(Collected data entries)
◆ ◆ ◆

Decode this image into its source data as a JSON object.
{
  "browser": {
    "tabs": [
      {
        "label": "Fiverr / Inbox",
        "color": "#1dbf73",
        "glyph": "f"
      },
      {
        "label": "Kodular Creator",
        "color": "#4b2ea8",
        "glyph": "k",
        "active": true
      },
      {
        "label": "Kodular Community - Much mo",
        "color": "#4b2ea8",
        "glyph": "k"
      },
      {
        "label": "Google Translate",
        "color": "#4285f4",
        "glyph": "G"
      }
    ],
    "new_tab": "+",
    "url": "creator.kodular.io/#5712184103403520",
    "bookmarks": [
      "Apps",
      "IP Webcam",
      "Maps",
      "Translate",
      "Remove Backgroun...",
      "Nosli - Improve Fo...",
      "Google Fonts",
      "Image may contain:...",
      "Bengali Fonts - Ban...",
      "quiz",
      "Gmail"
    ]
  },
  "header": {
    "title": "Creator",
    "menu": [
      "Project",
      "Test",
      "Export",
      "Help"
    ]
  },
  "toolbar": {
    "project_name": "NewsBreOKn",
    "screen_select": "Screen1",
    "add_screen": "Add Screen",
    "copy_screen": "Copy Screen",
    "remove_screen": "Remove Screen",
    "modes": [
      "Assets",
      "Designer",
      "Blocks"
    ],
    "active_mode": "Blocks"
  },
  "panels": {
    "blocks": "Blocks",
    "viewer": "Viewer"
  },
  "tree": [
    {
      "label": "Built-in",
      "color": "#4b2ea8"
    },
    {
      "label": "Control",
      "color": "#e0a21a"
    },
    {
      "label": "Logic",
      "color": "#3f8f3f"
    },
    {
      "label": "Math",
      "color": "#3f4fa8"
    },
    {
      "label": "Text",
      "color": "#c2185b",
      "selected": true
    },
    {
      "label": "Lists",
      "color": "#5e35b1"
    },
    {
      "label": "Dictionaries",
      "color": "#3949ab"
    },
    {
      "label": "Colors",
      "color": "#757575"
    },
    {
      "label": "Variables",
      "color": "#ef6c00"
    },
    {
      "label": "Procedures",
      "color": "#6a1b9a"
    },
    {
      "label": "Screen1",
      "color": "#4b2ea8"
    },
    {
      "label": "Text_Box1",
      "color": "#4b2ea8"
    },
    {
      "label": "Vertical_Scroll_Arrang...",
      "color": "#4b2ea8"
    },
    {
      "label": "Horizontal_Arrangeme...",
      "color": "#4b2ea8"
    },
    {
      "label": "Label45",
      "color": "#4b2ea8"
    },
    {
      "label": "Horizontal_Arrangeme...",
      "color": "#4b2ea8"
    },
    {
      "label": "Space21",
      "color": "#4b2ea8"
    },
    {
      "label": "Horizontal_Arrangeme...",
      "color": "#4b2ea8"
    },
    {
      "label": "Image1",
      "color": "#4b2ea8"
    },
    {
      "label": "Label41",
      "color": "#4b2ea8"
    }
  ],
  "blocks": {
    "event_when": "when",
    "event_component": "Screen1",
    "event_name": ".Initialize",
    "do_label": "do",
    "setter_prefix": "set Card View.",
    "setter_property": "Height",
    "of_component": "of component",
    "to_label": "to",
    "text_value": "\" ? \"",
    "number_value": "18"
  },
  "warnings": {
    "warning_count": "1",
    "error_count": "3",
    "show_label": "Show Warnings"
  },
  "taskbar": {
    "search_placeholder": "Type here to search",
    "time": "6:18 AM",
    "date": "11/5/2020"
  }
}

◆ ◆ ◆

Nothing should be left out: return all of the records exactly.

Decode this image into its source data as a JSON object.
{
  "browser": {
    "tabs": [
      {
        "label": "Fiverr / Inbox",
        "color": "#1dbf73",
        "glyph": "f"
      },
      {
        "label": "Kodular Creator",
        "color": "#4b2ea8",
        "glyph": "k",
        "active": true
      },
      {
        "label": "Kodular Community - Much mo",
        "color": "#4b2ea8",
        "glyph": "k"
      },
      {
        "label": "Google Translate",
        "color": "#4285f4",
        "glyph": "G"
      }
    ],
    "new_tab": "+",
    "url": "creator.kodular.io/#5712184103403520",
    "bookmarks": [
      "Apps",
      "IP Webcam",
      "Maps",
      "Translate",
      "Remove Backgroun...",
      "Nosli - Improve Fo...",
      "Google Fonts",
      "Image may contain:...",
      "Bengali Fonts - Ban...",
      "quiz",
      "Gmail"
    ]
  },
  "header": {
    "title": "Creator",
    "menu": [
      "Project",
      "Test",
      "Export",
      "Help"
    ]
  },
  "toolbar": {
    "project_name": "NewsBreOKn",
    "screen_select": "Screen1",
    "add_screen": "Add Screen",
    "copy_screen": "Copy Screen",
    "remove_screen": "Remove Screen",
    "modes": [
      "Assets",
      "Designer",
      "Blocks"
    ],
    "active_mode": "Blocks"
  },
  "panels": {
    "blocks": "Blocks",
    "viewer": "Viewer"
  },
  "tree": [
    {
      "label": "Built-in",
      "color": "#4b2ea8"
    },
    {
      "label": "Control",
      "color": "#e0a21a"
    },
    {
      "label": "Logic",
      "color": "#3f8f3f"
    },
    {
      "label": "Math",
      "color": "#3f4fa8"
    },
    {
      "label": "Text",
      "color": "#c2185b",
      "selected": true
    },
    {
      "label": "Lists",
      "color": "#5e35b1"
    },
    {
      "label": "Dictionaries",
      "color": "#3949ab"
    },
    {
      "label": "Colors",
      "color": "#757575"
    },
    {
      "label": "Variables",
      "color": "#ef6c00"
    },
    {
      "label": "Procedures",
      "color": "#6a1b9a"
    },
    {
      "label": "Screen1",
      "color": "#4b2ea8"
    },
    {
      "label": "Text_Box1",
      "color": "#4b2ea8"
    },
    {
      "label": "Vertical_Scroll_Arrang...",
      "color": "#4b2ea8"
    },
    {
      "label": "Horizontal_Arrangeme...",
      "color": "#4b2ea8"
    },
    {
      "label": "Label45",
      "color": "#4b2ea8"
    },
    {
      "label": "Horizontal_Arrangeme...",
      "color": "#4b2ea8"
    },
    {
      "label": "Space21",
      "color": "#4b2ea8"
    },
    {
      "label": "Horizontal_Arrangeme...",
      "color": "#4b2ea8"
    },
    {
      "label": "Image1",
      "color": "#4b2ea8"
    },
    {
      "label": "Label41",
      "color": "#4b2ea8"
    }
  ],
  "blocks": {
    "event_when": "when",
    "event_component": "Screen1",
    "event_name": ".Initialize",
    "do_label": "do",
    "setter_prefix": "set Card View.",
    "setter_property": "Height",
    "of_component": "of component",
    "to_label": "to",
    "text_value": "\" ? \"",
    "number_value": "18"
  },
  "warnings": {
    "warning_count": "1",
    "error_count": "3",
    "show_label": "Show Warnings"
  },
  "taskbar": {
    "search_placeholder": "Type here to search",
    "time": "6:18 AM",
    "date": "11/5/2020"
  }
}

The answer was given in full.